- _INSTRUCTION_
Retype every line from the one containing "Parse this screenshot: output" through the last line of the records below, both included; leave out the pictures.

====== DATA EXCERPTS

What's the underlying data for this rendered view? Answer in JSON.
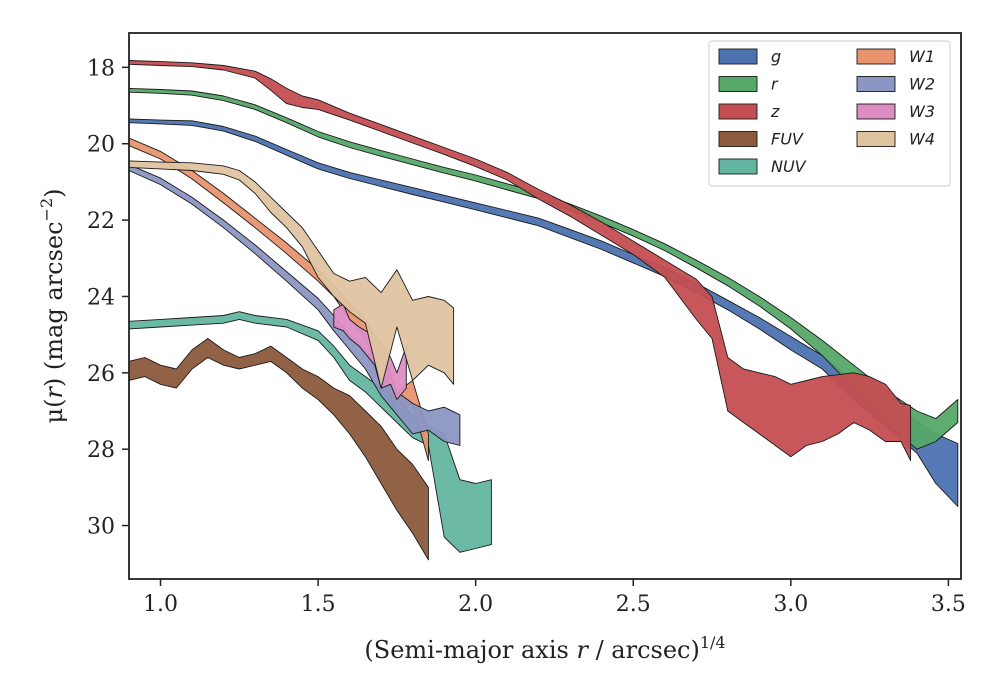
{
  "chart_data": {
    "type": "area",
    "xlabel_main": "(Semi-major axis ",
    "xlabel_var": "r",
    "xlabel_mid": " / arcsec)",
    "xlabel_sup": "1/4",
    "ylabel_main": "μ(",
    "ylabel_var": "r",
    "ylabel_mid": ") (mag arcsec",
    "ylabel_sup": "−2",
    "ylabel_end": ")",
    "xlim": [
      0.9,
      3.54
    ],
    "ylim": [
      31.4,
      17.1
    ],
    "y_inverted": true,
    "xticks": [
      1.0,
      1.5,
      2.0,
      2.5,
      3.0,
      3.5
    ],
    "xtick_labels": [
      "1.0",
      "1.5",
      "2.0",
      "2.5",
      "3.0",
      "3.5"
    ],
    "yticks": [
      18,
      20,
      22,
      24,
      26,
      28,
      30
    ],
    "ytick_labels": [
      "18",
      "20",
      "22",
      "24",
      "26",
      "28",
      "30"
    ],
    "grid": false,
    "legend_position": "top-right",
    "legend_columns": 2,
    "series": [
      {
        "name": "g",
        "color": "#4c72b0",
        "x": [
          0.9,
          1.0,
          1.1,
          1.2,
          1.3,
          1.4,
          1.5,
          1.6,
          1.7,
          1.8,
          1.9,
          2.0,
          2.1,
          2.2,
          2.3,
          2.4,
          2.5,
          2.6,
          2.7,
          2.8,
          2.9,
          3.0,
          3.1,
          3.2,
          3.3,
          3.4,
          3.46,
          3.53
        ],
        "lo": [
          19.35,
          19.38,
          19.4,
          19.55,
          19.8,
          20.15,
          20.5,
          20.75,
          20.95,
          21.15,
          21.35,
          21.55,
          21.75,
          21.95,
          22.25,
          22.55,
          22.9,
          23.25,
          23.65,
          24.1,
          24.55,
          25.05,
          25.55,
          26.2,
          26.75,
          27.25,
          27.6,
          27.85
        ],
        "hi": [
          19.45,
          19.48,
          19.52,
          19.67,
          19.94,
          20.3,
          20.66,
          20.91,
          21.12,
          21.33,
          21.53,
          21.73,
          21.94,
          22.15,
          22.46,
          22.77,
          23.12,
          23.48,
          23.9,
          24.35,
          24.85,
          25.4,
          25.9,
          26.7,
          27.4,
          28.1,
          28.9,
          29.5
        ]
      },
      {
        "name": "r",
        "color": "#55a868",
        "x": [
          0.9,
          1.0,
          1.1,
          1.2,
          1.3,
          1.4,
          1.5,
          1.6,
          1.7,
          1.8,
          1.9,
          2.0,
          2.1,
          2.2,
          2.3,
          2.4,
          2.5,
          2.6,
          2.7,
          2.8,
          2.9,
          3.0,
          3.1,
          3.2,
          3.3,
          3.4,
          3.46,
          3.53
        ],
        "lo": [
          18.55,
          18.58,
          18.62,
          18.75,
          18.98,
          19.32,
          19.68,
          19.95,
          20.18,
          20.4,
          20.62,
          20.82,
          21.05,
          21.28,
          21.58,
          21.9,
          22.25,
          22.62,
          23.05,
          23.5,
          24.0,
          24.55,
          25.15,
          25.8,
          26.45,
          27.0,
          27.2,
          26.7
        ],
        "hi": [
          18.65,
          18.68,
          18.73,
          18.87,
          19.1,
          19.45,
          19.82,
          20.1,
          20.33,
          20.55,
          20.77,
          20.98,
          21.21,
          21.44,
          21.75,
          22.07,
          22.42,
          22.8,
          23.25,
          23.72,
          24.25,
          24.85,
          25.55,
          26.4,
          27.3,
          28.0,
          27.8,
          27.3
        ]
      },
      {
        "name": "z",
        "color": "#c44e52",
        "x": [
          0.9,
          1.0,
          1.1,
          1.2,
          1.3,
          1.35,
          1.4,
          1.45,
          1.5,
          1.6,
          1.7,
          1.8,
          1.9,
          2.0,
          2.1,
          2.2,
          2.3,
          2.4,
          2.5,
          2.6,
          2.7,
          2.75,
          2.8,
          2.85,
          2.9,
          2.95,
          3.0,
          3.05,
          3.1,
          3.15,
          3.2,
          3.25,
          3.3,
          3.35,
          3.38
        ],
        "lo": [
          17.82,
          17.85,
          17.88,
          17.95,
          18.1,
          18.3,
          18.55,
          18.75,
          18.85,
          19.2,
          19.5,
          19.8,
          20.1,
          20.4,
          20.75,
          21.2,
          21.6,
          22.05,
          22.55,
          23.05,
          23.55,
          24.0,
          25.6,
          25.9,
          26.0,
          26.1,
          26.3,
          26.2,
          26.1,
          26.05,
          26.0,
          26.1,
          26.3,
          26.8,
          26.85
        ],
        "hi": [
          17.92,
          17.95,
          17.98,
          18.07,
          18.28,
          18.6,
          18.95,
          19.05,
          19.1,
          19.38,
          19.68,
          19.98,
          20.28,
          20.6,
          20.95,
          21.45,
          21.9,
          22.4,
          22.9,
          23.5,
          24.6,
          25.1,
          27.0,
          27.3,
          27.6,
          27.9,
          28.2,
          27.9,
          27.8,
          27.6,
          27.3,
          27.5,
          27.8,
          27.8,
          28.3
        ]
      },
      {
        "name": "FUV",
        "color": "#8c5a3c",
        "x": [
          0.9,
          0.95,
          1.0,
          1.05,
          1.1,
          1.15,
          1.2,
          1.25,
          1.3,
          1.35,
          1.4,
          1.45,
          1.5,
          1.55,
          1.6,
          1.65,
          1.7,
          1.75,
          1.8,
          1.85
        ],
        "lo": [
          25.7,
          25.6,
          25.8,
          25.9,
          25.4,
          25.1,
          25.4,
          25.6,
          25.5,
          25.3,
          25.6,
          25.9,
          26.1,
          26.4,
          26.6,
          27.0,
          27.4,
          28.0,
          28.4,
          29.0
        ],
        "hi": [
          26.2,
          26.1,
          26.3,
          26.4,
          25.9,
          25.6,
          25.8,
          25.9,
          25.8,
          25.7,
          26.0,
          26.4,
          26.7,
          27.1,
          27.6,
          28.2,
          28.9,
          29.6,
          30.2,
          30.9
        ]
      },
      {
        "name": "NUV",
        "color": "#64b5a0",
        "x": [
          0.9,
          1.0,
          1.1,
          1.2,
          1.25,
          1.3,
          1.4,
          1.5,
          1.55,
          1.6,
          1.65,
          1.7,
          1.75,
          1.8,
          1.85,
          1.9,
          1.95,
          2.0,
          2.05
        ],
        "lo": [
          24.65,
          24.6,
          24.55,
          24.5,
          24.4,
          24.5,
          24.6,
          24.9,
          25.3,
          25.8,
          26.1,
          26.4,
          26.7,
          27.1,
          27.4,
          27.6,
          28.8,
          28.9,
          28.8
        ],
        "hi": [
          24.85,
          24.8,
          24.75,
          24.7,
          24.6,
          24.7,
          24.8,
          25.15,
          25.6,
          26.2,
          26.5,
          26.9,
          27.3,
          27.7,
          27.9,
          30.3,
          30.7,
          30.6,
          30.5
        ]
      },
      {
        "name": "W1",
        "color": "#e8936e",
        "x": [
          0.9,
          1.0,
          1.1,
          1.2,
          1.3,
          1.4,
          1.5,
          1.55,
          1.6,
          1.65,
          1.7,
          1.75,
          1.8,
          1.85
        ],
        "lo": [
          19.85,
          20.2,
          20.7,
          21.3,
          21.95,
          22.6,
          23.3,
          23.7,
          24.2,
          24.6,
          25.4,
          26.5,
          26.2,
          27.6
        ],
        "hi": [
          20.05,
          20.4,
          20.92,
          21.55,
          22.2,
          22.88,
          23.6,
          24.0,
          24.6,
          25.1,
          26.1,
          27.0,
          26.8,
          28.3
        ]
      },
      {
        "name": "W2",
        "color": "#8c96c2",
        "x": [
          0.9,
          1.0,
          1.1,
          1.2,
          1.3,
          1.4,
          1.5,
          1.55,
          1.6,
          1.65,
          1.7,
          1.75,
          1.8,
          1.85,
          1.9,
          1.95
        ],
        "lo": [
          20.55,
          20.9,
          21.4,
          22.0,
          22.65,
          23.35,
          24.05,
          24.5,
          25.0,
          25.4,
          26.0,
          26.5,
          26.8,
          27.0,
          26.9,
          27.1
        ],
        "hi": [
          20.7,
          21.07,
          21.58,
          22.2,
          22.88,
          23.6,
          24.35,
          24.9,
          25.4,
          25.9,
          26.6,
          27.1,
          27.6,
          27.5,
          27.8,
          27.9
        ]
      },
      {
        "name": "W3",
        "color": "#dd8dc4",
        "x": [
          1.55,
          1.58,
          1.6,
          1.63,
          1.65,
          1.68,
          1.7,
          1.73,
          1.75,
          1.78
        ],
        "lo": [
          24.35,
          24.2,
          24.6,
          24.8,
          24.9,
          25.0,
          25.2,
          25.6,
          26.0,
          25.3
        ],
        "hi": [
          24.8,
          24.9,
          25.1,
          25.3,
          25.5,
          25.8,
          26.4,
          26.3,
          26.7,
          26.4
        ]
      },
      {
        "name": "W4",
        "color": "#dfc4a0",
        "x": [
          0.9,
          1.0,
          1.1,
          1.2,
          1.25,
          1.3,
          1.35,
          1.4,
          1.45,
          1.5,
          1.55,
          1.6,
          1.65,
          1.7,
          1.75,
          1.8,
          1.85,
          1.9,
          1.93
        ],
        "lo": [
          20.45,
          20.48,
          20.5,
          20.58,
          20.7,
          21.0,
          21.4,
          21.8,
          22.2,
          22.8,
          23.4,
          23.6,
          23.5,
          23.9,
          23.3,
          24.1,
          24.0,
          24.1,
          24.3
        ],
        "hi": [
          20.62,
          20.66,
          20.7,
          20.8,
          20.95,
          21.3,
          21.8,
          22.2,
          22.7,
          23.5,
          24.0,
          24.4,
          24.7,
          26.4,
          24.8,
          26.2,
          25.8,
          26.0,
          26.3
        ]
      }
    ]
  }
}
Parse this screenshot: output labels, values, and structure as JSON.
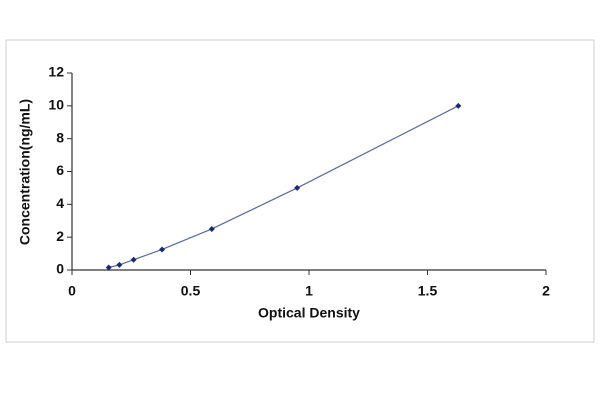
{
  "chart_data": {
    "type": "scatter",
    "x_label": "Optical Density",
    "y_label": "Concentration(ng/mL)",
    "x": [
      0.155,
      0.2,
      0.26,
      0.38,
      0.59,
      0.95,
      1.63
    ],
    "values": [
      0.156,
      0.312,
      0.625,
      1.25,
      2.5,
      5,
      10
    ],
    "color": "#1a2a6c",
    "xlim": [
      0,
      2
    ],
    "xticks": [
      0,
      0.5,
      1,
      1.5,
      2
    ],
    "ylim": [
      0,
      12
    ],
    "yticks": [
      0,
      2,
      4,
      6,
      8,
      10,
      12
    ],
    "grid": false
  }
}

============

- _EXPECTED ANSWER_
Parse this screenshot: output labels, values, and structure as JSON.
{
  "chart_data": {
    "type": "scatter",
    "x_label": "Optical Density",
    "y_label": "Concentration(ng/mL)",
    "x": [
      0.155,
      0.2,
      0.26,
      0.38,
      0.59,
      0.95,
      1.63
    ],
    "values": [
      0.156,
      0.312,
      0.625,
      1.25,
      2.5,
      5,
      10
    ],
    "color": "#1a2a6c",
    "xlim": [
      0,
      2
    ],
    "xticks": [
      0,
      0.5,
      1,
      1.5,
      2
    ],
    "ylim": [
      0,
      12
    ],
    "yticks": [
      0,
      2,
      4,
      6,
      8,
      10,
      12
    ],
    "grid": false
  }
}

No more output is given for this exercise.